━━━━━ Records shown

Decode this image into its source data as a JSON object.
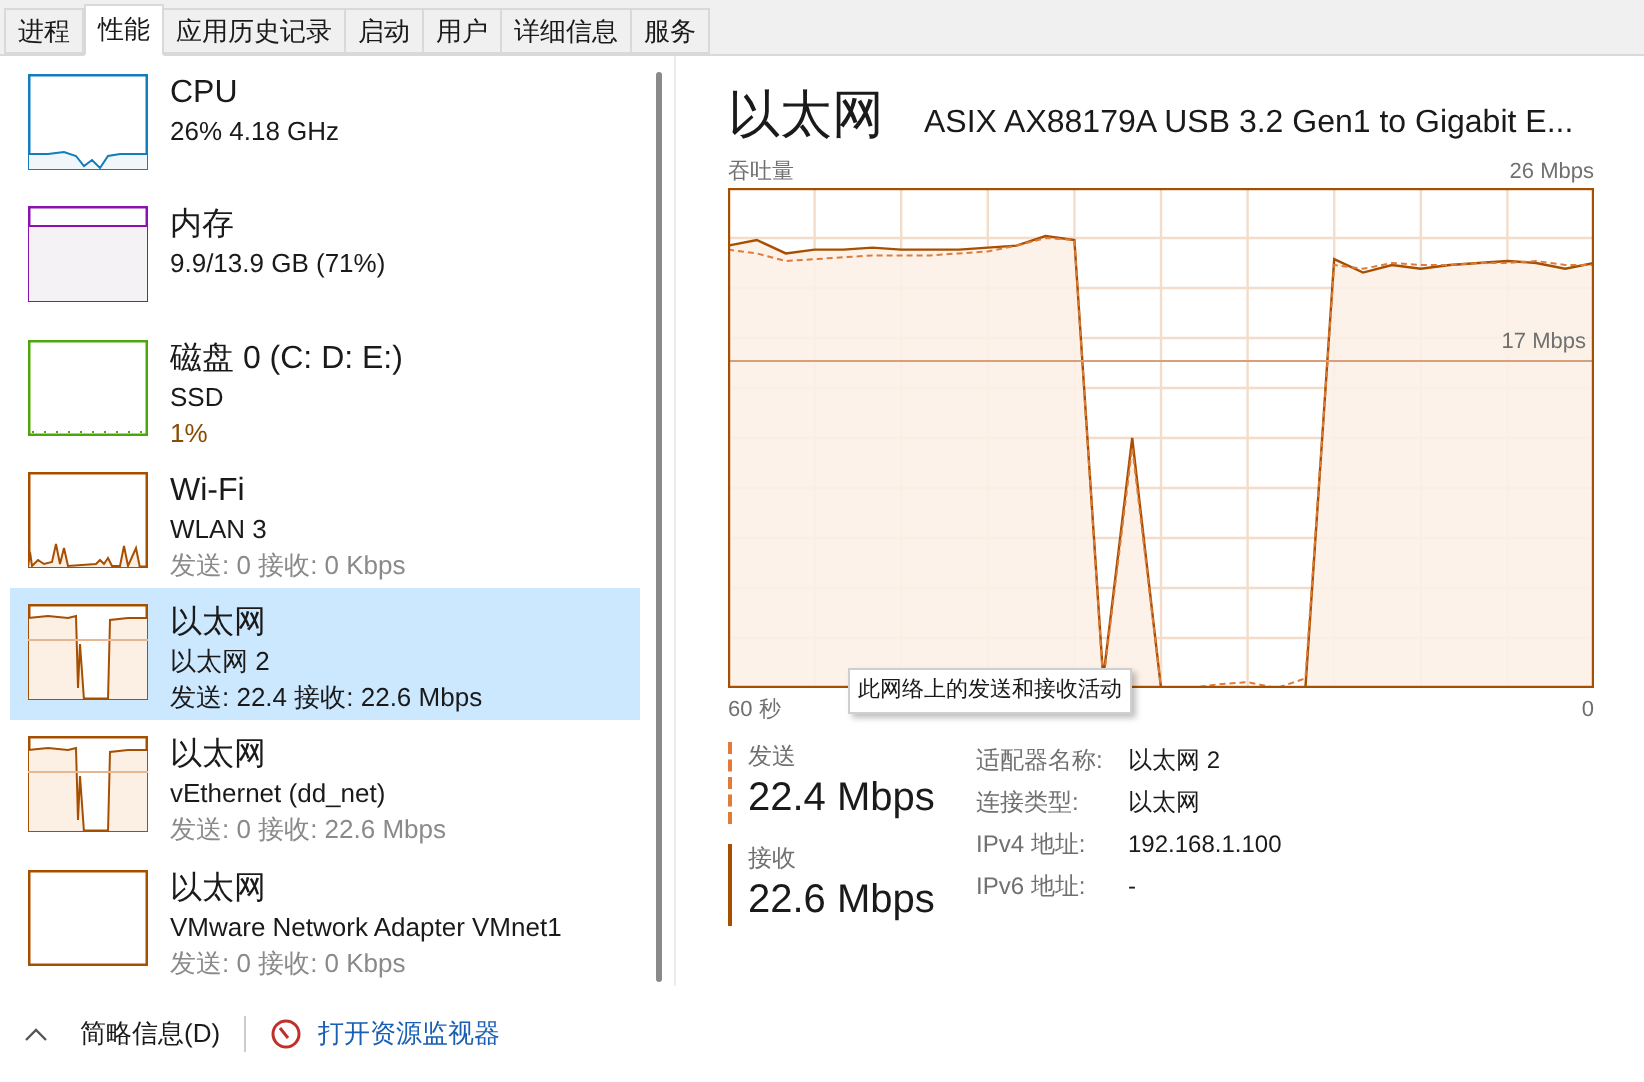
{
  "tabs": [
    {
      "label": "进程",
      "selected": false
    },
    {
      "label": "性能",
      "selected": true
    },
    {
      "label": "应用历史记录",
      "selected": false
    },
    {
      "label": "启动",
      "selected": false
    },
    {
      "label": "用户",
      "selected": false
    },
    {
      "label": "详细信息",
      "selected": false
    },
    {
      "label": "服务",
      "selected": false
    }
  ],
  "sidebar": {
    "items": [
      {
        "kind": "cpu",
        "color": "#117dbb",
        "title": "CPU",
        "lines": [
          "26% 4.18 GHz"
        ],
        "selected": false
      },
      {
        "kind": "memory",
        "color": "#8b12ae",
        "title": "内存",
        "lines": [
          "9.9/13.9 GB (71%)"
        ],
        "selected": false
      },
      {
        "kind": "disk",
        "color": "#4da60c",
        "title": "磁盘 0 (C: D: E:)",
        "lines": [
          "SSD",
          "1%"
        ],
        "selected": false
      },
      {
        "kind": "wifi",
        "color": "#a74f01",
        "title": "Wi-Fi",
        "lines": [
          "WLAN 3",
          "发送: 0 接收: 0 Kbps"
        ],
        "selected": false
      },
      {
        "kind": "ethernet",
        "color": "#a74f01",
        "title": "以太网",
        "lines": [
          "以太网 2",
          "发送: 22.4 接收: 22.6 Mbps"
        ],
        "selected": true
      },
      {
        "kind": "ethernet",
        "color": "#a74f01",
        "title": "以太网",
        "lines": [
          "vEthernet (dd_net)",
          "发送: 0 接收: 22.6 Mbps"
        ],
        "selected": false
      },
      {
        "kind": "idle",
        "color": "#a74f01",
        "title": "以太网",
        "lines": [
          "VMware Network Adapter VMnet1",
          "发送: 0 接收: 0 Kbps"
        ],
        "selected": false
      }
    ]
  },
  "detail": {
    "title": "以太网",
    "adapter": "ASIX AX88179A USB 3.2 Gen1 to Gigabit E...",
    "graph": {
      "label": "吞吐量",
      "max": "26 Mbps",
      "reference": "17 Mbps",
      "time_start": "60 秒",
      "time_end": "0"
    },
    "tooltip": "此网络上的发送和接收活动",
    "stats": [
      {
        "kind": "send",
        "label": "发送",
        "value": "22.4 Mbps"
      },
      {
        "kind": "receive",
        "label": "接收",
        "value": "22.6 Mbps"
      }
    ],
    "properties": [
      {
        "label": "适配器名称:",
        "value": "以太网 2"
      },
      {
        "label": "连接类型:",
        "value": "以太网"
      },
      {
        "label": "IPv4 地址:",
        "value": "192.168.1.100"
      },
      {
        "label": "IPv6 地址:",
        "value": "-"
      }
    ]
  },
  "footer": {
    "collapse": "简略信息(D)",
    "monitor_link": "打开资源监视器"
  }
}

━━━━━━━━━━

> **Directive**
Reproduce each line exactly as it appears, omitting the pictures.

> **Output of the exercise**
Decode this image into its source data as a JSON object.
{
  "tabs": [
    {
      "label": "进程",
      "selected": false
    },
    {
      "label": "性能",
      "selected": true
    },
    {
      "label": "应用历史记录",
      "selected": false
    },
    {
      "label": "启动",
      "selected": false
    },
    {
      "label": "用户",
      "selected": false
    },
    {
      "label": "详细信息",
      "selected": false
    },
    {
      "label": "服务",
      "selected": false
    }
  ],
  "sidebar": {
    "items": [
      {
        "kind": "cpu",
        "color": "#117dbb",
        "title": "CPU",
        "lines": [
          "26% 4.18 GHz"
        ],
        "selected": false
      },
      {
        "kind": "memory",
        "color": "#8b12ae",
        "title": "内存",
        "lines": [
          "9.9/13.9 GB (71%)"
        ],
        "selected": false
      },
      {
        "kind": "disk",
        "color": "#4da60c",
        "title": "磁盘 0 (C: D: E:)",
        "lines": [
          "SSD",
          "1%"
        ],
        "selected": false
      },
      {
        "kind": "wifi",
        "color": "#a74f01",
        "title": "Wi-Fi",
        "lines": [
          "WLAN 3",
          "发送: 0 接收: 0 Kbps"
        ],
        "selected": false
      },
      {
        "kind": "ethernet",
        "color": "#a74f01",
        "title": "以太网",
        "lines": [
          "以太网 2",
          "发送: 22.4 接收: 22.6 Mbps"
        ],
        "selected": true
      },
      {
        "kind": "ethernet",
        "color": "#a74f01",
        "title": "以太网",
        "lines": [
          "vEthernet (dd_net)",
          "发送: 0 接收: 22.6 Mbps"
        ],
        "selected": false
      },
      {
        "kind": "idle",
        "color": "#a74f01",
        "title": "以太网",
        "lines": [
          "VMware Network Adapter VMnet1",
          "发送: 0 接收: 0 Kbps"
        ],
        "selected": false
      }
    ]
  },
  "detail": {
    "title": "以太网",
    "adapter": "ASIX AX88179A USB 3.2 Gen1 to Gigabit E...",
    "graph": {
      "label": "吞吐量",
      "max": "26 Mbps",
      "reference": "17 Mbps",
      "time_start": "60 秒",
      "time_end": "0"
    },
    "tooltip": "此网络上的发送和接收活动",
    "stats": [
      {
        "kind": "send",
        "label": "发送",
        "value": "22.4 Mbps"
      },
      {
        "kind": "receive",
        "label": "接收",
        "value": "22.6 Mbps"
      }
    ],
    "properties": [
      {
        "label": "适配器名称:",
        "value": "以太网 2"
      },
      {
        "label": "连接类型:",
        "value": "以太网"
      },
      {
        "label": "IPv4 地址:",
        "value": "192.168.1.100"
      },
      {
        "label": "IPv6 地址:",
        "value": "-"
      }
    ]
  },
  "footer": {
    "collapse": "简略信息(D)",
    "monitor_link": "打开资源监视器"
  }
}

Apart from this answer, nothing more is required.